- WORK TO COMPLETE
Extract, from the listing that follows, each line containing the word "this".

## begin

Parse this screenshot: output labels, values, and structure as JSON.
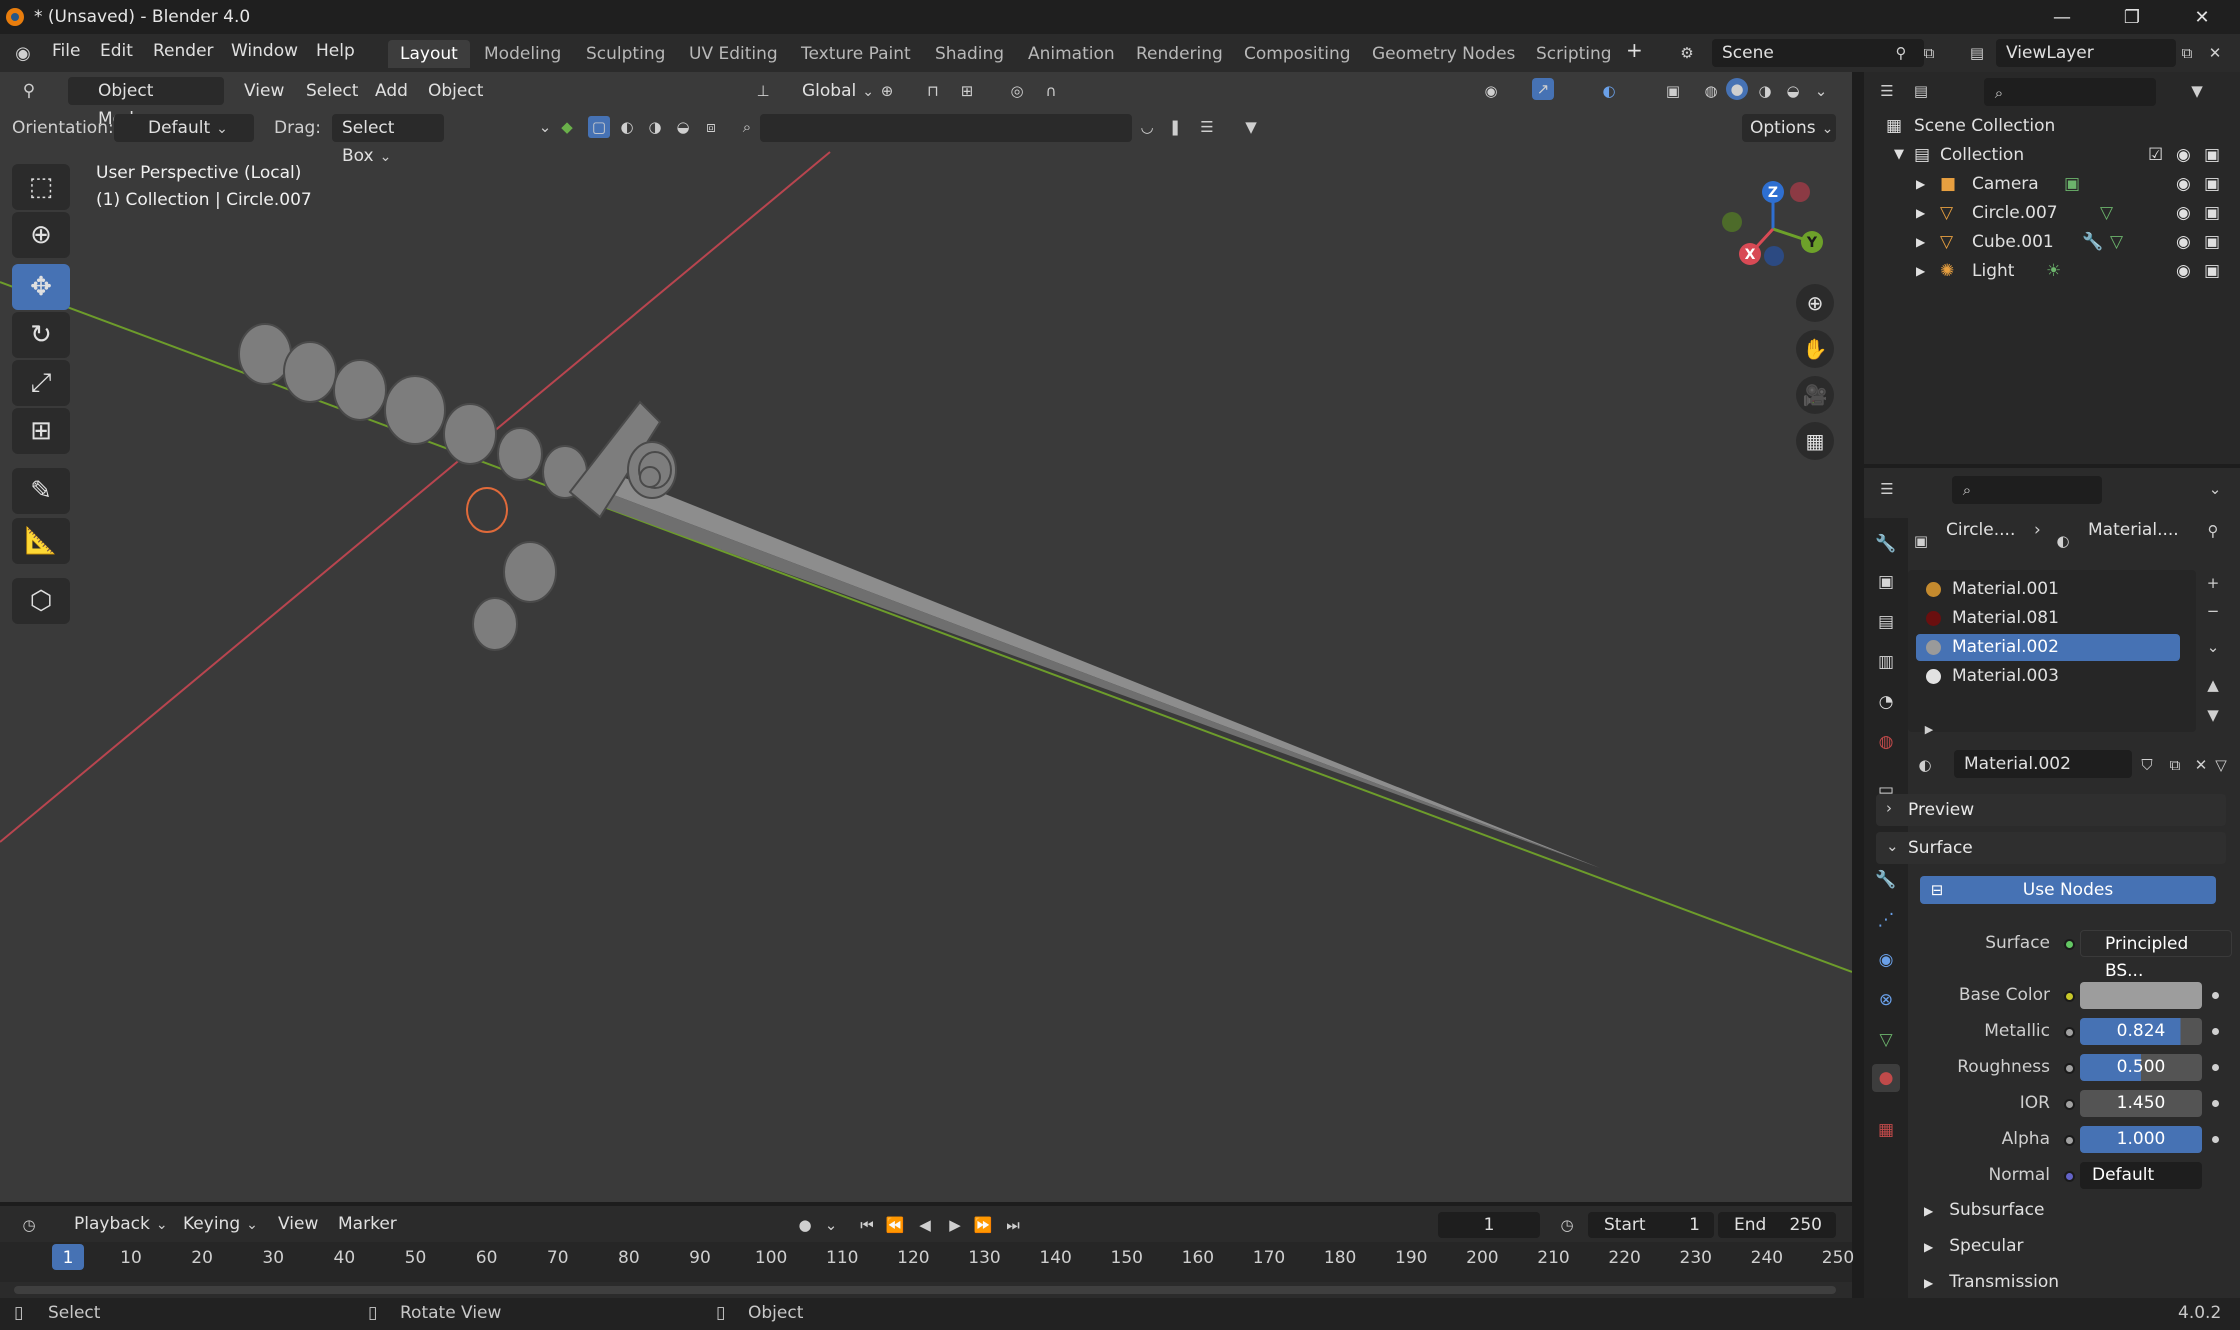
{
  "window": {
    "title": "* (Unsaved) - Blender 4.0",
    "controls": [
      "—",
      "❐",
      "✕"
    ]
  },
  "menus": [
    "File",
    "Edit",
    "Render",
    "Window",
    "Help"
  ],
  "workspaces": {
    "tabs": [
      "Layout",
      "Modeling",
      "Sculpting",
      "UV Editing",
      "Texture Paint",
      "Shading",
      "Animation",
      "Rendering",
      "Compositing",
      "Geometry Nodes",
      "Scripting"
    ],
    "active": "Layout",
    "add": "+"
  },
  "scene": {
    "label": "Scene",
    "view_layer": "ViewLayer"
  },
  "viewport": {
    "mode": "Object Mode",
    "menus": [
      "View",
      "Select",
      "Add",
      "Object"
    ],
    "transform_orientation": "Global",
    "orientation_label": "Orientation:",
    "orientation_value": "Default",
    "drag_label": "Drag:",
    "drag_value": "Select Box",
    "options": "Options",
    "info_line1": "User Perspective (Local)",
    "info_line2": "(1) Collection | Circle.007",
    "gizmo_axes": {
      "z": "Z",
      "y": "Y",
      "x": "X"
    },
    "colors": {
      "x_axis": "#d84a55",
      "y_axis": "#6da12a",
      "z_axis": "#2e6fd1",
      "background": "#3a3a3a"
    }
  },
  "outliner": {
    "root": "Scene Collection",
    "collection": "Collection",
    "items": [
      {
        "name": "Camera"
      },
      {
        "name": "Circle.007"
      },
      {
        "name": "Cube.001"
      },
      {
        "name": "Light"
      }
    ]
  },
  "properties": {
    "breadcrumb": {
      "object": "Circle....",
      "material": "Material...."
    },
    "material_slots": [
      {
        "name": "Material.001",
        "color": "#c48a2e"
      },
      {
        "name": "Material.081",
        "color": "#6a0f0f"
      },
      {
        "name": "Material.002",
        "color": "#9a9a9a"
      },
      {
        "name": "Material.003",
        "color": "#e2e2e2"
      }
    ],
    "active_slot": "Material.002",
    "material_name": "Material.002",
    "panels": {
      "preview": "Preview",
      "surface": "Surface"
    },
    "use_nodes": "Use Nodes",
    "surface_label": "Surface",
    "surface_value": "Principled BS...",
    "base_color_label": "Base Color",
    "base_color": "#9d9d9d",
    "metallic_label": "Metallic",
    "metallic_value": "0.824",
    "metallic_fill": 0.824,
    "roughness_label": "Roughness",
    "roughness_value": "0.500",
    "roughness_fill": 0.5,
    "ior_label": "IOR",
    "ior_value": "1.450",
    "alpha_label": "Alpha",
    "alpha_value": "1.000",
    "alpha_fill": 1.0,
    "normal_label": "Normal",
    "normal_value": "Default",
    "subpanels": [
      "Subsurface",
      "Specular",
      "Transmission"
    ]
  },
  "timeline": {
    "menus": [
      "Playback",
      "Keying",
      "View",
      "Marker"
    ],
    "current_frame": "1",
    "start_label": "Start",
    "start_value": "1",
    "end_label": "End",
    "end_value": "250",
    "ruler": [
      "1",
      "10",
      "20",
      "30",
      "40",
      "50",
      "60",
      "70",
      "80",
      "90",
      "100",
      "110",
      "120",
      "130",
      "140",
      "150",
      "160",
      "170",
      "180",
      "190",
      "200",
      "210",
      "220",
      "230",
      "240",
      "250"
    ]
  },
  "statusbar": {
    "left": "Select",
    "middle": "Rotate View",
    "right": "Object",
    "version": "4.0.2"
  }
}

## end
## begin

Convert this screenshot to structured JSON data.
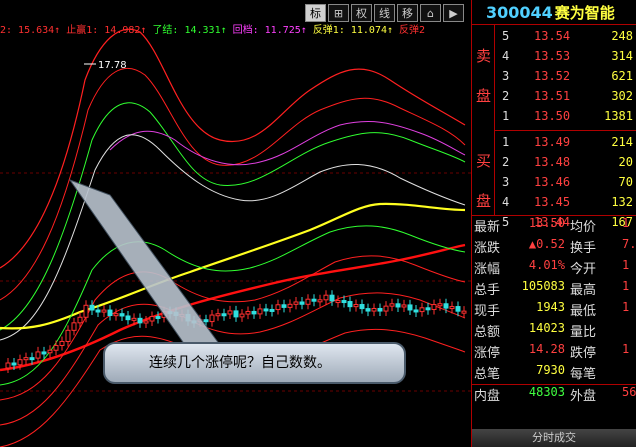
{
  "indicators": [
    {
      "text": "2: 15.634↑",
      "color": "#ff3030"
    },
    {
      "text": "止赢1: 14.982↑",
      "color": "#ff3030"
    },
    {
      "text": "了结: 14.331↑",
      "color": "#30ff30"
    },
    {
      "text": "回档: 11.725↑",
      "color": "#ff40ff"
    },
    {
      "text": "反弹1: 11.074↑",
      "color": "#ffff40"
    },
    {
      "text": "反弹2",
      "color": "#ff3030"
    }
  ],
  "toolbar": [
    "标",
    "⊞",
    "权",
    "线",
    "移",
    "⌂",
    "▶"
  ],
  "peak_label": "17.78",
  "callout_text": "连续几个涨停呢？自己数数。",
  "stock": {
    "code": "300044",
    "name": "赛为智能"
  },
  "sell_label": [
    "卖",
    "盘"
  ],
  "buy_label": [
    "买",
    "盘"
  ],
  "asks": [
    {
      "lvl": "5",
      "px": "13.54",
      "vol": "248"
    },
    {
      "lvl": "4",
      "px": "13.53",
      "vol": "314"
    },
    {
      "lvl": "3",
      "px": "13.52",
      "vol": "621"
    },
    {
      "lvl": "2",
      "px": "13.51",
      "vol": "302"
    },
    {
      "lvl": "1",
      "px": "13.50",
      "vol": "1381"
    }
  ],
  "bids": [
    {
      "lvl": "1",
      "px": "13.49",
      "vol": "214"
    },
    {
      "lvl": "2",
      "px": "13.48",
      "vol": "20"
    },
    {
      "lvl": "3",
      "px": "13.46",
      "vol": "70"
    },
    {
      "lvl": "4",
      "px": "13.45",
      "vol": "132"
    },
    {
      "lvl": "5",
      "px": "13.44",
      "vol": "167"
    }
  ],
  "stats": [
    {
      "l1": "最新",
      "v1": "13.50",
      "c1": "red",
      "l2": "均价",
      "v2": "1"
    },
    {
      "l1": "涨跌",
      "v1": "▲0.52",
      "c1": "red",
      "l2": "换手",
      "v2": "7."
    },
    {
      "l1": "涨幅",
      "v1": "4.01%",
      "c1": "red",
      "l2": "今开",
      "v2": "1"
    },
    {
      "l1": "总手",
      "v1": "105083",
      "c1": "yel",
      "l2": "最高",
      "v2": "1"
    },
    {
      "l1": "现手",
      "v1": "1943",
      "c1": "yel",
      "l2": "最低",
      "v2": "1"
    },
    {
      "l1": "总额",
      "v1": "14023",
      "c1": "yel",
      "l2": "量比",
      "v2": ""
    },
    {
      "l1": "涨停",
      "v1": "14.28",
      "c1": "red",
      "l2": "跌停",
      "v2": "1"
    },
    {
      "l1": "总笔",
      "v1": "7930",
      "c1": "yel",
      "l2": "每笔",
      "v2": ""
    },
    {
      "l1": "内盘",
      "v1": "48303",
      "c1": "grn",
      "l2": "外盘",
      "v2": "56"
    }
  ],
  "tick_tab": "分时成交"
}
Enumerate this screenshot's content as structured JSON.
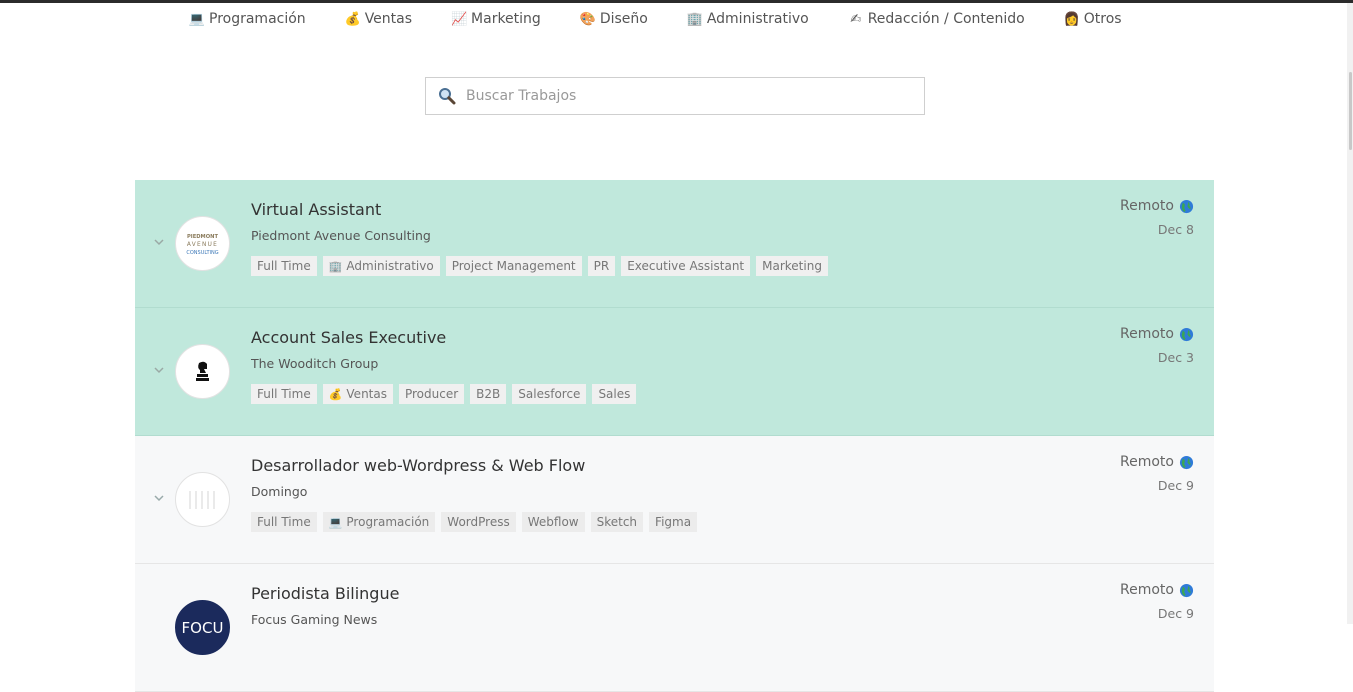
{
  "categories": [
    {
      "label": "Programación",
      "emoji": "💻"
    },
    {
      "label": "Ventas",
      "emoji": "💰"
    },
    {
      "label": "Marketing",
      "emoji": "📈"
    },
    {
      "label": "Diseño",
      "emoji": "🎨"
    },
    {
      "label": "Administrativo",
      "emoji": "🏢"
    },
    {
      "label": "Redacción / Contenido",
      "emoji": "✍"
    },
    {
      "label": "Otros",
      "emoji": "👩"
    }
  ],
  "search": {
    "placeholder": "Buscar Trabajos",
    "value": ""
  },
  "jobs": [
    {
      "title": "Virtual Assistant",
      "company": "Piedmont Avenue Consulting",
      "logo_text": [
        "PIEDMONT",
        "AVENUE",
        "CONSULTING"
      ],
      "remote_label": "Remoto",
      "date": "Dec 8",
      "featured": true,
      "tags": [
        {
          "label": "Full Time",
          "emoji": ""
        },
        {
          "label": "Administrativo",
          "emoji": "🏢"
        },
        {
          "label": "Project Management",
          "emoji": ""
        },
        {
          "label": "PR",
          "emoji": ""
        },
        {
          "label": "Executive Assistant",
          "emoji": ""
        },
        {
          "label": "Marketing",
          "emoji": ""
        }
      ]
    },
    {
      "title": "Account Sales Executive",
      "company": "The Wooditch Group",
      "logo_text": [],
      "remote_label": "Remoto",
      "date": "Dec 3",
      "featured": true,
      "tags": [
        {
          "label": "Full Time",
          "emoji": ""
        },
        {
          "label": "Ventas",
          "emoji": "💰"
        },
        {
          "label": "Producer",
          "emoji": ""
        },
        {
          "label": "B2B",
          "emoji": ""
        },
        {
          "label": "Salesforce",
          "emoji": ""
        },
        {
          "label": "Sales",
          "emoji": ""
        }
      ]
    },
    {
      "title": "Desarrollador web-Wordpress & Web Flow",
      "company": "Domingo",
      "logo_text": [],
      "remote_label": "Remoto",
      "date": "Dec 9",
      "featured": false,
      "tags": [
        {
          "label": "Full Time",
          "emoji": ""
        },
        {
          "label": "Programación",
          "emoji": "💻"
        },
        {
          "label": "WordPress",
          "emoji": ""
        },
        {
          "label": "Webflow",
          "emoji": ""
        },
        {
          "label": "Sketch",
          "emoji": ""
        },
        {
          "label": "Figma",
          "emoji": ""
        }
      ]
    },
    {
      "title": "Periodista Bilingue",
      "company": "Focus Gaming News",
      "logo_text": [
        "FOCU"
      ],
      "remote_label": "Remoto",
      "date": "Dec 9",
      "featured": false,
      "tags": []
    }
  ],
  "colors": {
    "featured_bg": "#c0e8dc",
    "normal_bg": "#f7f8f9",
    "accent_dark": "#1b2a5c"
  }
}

## end

- REPLY
Parse this screenshot: output labels, values, and structure as JSON.
Convert this screenshot to structured JSON data.
Enumerate this screenshot's content as structured JSON.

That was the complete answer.